## begin Material shown
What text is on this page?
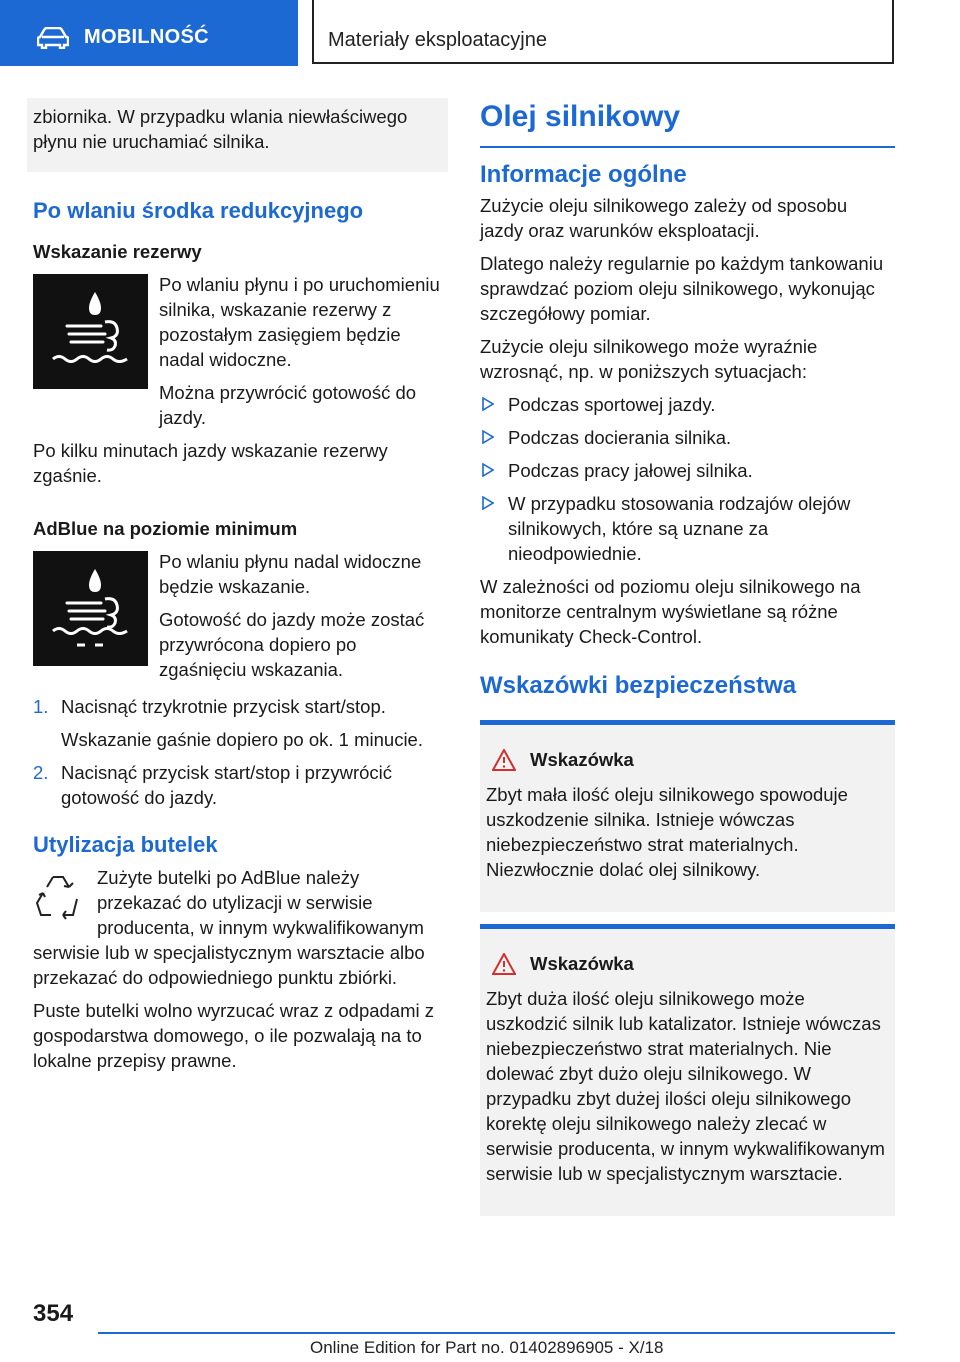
MOBILNOŚĆ	Materiały eksploatacyjne

zbiornika. W przypadku wlania niewłaściwego płynu nie uruchamiać silnika.

Po wlaniu środka redukcyjnego
Wskazanie rezerwy

Po wlaniu płynu i po uruchomieniu silnika, wskazanie rezerwy z pozostałym zasięgiem będzie nadal widoczne.

Można przywrócić gotowość do jazdy.

Po kilku minutach jazdy wskazanie rezerwy zgaśnie.

AdBlue na poziomie minimum

Po wlaniu płynu nadal widoczne będzie wskazanie.

Gotowość do jazdy może zostać przywrócona dopiero po zgaśnięciu wskazania.

1. Nacisnąć trzykrotnie przycisk start/stop.
Wskazanie gaśnie dopiero po ok. 1 minucie.
2. Nacisnąć przycisk start/stop i przywrócić gotowość do jazdy.
Utylizacja butelek

Zużyte butelki po AdBlue należy przekazać do utylizacji w serwisie producenta, w innym wykwalifikowanym serwisie lub w specjalistycznym warsztacie albo przekazać do odpowiedniego punktu zbiórki.

Puste butelki wolno wyrzucać wraz z odpadami z gospodarstwa domowego, o ile pozwalają na to lokalne przepisy prawne.

Olej silnikowy
Informacje ogólne

Zużycie oleju silnikowego zależy od sposobu jazdy oraz warunków eksploatacji.

Dlatego należy regularnie po każdym tankowaniu sprawdzać poziom oleju silnikowego, wykonując szczegółowy pomiar.

Zużycie oleju silnikowego może wyraźnie wzrosnąć, np. w poniższych sytuacjach:

Podczas sportowej jazdy.
Podczas docierania silnika.
Podczas pracy jałowej silnika.
W przypadku stosowania rodzajów olejów silnikowych, które są uznane za nieodpowiednie.

W zależności od poziomu oleju silnikowego na monitorze centralnym wyświetlane są różne komunikaty Check-Control.

Wskazówki bezpieczeństwa
Wskazówka

Zbyt mała ilość oleju silnikowego spowoduje uszkodzenie silnika. Istnieje wówczas niebezpieczeństwo strat materialnych. Niezwłocznie dolać olej silnikowy.

Wskazówka

Zbyt duża ilość oleju silnikowego może uszkodzić silnik lub katalizator. Istnieje wówczas niebezpieczeństwo strat materialnych. Nie dolewać zbyt dużo oleju silnikowego. W przypadku zbyt dużej ilości oleju silnikowego korektę oleju silnikowego należy zlecać w serwisie producenta, w innym wykwalifikowanym serwisie lub w specjalistycznym warsztacie.

354
Online Edition for Part no. 01402896905 - X/18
## end Material shown
* _Task instructions_: Select all lines with the word "warsztacie" from the entries above.

* _Answer_:
Zużyte butelki po AdBlue należy przekazać do utylizacji w serwisie producenta, w innym wykwalifikowanym serwisie lub w specjalistycznym warsztacie albo przekazać do odpowiedniego punktu zbiórki.
Zbyt duża ilość oleju silnikowego może uszkodzić silnik lub katalizator. Istnieje wówczas niebezpieczeństwo strat materialnych. Nie dolewać zbyt dużo oleju silnikowego. W przypadku zbyt dużej ilości oleju silnikowego korektę oleju silnikowego należy zlecać w serwisie producenta, w innym wykwalifikowanym serwisie lub w specjalistycznym warsztacie.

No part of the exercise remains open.